## [AIM]
All lines in the data bearing the string "ескере" should be identified and copied.

Dataset excerpt:
..........
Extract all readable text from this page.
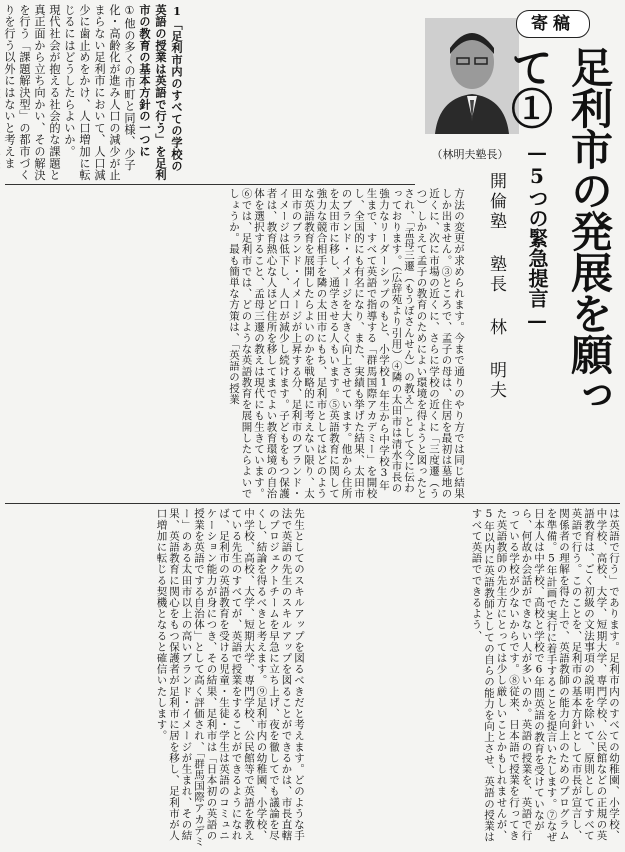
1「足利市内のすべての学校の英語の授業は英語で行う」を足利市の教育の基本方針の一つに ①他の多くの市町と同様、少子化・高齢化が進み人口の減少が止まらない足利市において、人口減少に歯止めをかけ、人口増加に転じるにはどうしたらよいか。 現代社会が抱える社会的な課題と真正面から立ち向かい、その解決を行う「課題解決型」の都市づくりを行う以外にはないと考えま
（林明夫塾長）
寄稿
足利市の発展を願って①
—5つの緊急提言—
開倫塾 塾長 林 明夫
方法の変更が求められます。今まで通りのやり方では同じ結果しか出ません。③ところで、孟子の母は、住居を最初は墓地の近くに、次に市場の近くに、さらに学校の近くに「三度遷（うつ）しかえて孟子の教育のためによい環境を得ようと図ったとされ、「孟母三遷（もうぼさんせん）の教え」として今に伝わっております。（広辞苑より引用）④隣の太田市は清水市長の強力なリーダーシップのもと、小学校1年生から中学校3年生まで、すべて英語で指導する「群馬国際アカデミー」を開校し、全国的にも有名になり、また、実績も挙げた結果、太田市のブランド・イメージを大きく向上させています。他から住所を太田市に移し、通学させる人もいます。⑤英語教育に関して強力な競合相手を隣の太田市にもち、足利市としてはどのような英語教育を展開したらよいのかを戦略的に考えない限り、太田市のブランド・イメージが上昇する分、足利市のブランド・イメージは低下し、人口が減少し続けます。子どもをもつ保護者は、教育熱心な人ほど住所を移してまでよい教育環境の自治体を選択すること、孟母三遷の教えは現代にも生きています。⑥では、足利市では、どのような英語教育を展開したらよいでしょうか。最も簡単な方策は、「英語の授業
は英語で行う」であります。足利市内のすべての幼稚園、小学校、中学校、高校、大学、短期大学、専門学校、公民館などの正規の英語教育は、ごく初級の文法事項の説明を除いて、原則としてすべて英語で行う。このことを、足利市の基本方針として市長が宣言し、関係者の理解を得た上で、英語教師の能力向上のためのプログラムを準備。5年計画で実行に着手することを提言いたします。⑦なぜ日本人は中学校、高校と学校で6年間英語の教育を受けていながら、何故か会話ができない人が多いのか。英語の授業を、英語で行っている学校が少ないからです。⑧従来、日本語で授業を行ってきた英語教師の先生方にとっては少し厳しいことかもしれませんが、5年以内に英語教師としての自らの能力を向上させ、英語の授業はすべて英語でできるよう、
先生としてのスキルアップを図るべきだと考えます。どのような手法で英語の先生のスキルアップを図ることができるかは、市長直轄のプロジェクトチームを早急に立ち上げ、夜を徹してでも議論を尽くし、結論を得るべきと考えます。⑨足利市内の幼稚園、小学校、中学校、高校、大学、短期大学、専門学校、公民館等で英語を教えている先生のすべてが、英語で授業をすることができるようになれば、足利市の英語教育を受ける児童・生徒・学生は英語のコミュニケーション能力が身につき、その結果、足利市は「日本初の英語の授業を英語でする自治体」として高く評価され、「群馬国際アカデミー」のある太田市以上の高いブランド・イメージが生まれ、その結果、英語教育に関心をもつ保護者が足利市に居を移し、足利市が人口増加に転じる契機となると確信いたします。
..........
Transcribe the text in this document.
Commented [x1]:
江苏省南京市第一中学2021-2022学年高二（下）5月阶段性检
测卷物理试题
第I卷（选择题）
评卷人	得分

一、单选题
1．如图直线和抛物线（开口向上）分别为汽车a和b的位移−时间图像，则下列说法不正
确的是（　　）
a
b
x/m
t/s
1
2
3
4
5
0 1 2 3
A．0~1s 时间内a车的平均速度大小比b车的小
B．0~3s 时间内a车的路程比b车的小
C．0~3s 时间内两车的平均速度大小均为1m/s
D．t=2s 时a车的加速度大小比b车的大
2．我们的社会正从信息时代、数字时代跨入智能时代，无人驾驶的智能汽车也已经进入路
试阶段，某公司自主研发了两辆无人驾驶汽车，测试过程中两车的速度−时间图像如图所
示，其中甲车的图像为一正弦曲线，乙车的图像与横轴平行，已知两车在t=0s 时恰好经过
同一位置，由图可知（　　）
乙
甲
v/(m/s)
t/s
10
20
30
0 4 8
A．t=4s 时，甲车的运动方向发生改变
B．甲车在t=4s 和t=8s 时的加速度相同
..........
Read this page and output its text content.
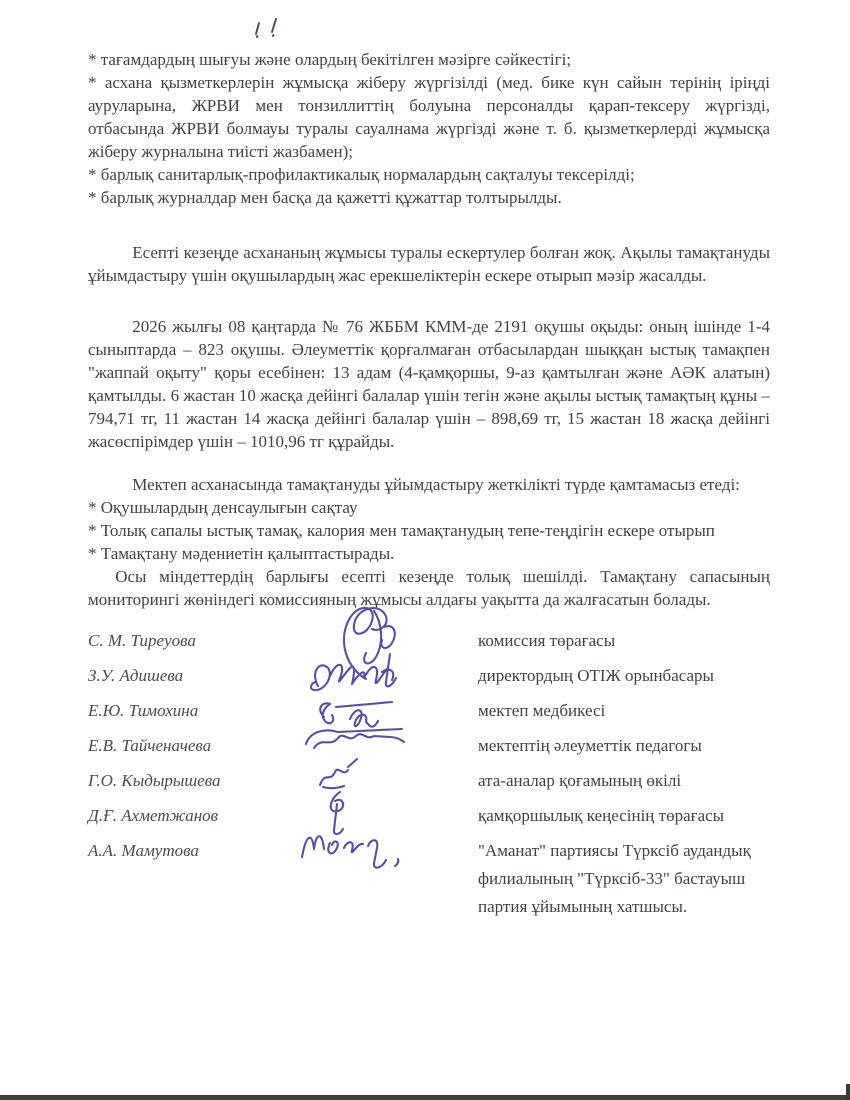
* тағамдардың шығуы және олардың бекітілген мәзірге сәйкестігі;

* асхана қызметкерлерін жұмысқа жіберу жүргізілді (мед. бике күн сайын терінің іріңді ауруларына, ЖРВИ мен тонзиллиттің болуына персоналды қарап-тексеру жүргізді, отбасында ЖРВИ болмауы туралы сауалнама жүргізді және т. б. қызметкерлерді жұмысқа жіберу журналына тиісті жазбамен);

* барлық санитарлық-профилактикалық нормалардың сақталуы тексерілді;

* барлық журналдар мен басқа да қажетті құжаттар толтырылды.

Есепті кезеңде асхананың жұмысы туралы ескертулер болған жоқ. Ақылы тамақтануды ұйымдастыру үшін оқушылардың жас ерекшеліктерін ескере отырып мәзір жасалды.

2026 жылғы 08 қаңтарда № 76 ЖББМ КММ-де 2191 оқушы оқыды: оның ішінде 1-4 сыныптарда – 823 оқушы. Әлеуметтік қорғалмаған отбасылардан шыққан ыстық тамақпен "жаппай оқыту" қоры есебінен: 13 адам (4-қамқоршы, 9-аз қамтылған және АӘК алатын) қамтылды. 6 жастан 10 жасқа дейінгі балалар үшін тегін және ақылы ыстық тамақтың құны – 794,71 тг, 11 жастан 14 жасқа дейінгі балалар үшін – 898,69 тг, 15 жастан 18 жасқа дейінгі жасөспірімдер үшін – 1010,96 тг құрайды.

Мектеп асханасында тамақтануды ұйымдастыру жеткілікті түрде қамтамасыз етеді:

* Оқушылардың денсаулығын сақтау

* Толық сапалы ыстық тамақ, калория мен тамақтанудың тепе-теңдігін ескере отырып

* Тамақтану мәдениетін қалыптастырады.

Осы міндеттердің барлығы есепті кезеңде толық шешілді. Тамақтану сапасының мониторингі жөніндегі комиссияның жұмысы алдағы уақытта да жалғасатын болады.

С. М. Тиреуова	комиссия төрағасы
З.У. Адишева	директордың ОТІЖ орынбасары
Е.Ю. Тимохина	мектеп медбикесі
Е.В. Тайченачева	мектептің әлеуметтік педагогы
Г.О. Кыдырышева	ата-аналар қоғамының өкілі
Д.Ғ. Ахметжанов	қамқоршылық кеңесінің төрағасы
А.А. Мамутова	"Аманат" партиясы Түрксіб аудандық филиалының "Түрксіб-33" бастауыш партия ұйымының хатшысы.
..........
## [WRITTEN RESPONSE]
Есепті кезеңде асхананың жұмысы туралы ескертулер болған жоқ. Ақылы тамақтануды ұйымдастыру үшін оқушылардың жас ерекшеліктерін ескере отырып мәзір жасалды.
* Толық сапалы ыстық тамақ, калория мен тамақтанудың тепе-теңдігін ескере отырып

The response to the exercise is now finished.